Written task
Find and return each line containing "printing".

Saved entries
________________________
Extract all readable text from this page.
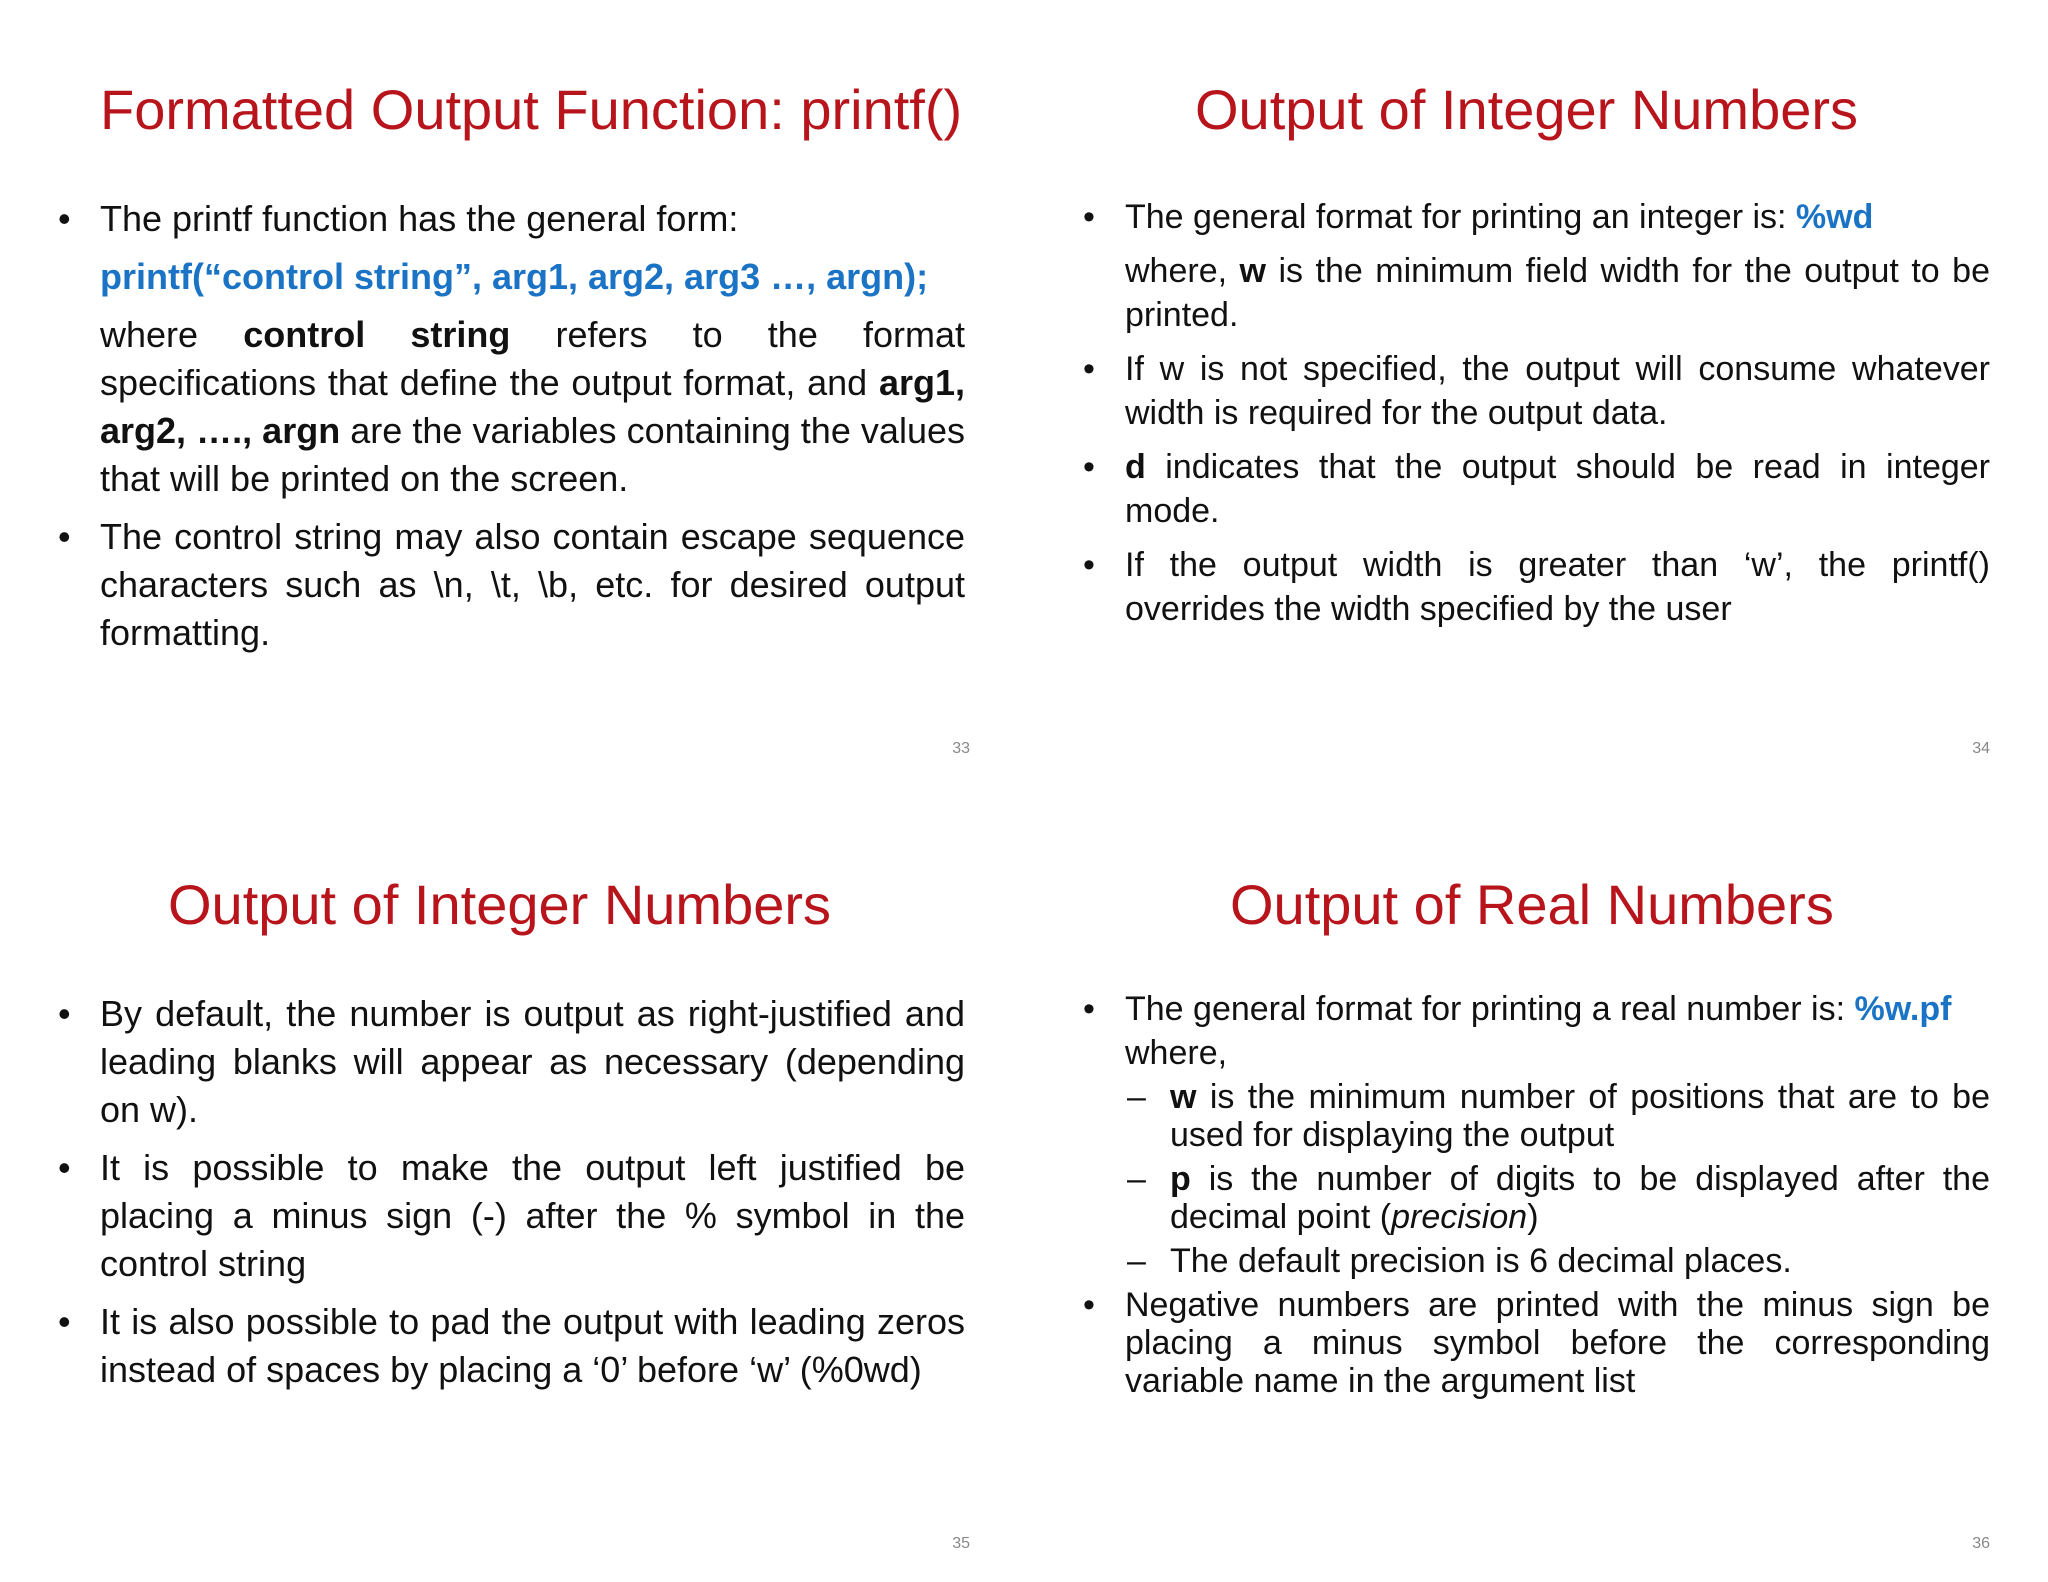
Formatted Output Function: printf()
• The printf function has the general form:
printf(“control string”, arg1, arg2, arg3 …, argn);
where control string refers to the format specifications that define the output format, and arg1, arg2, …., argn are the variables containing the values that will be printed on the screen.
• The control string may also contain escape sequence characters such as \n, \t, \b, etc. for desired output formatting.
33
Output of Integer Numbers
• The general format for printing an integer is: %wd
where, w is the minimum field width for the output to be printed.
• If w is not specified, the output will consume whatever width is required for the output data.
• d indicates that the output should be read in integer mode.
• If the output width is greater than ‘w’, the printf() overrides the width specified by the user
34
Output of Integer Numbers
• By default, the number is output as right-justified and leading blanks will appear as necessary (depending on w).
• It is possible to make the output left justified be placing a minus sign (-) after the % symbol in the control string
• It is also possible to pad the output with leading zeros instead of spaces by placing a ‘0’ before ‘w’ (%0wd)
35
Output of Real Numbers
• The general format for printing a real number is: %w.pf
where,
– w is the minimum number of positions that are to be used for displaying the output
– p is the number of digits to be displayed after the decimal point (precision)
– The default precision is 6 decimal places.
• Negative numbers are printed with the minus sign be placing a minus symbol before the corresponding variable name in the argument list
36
________________________
Exercise response
• The general format for printing an integer is: %wd
• The general format for printing a real number is: %w.pf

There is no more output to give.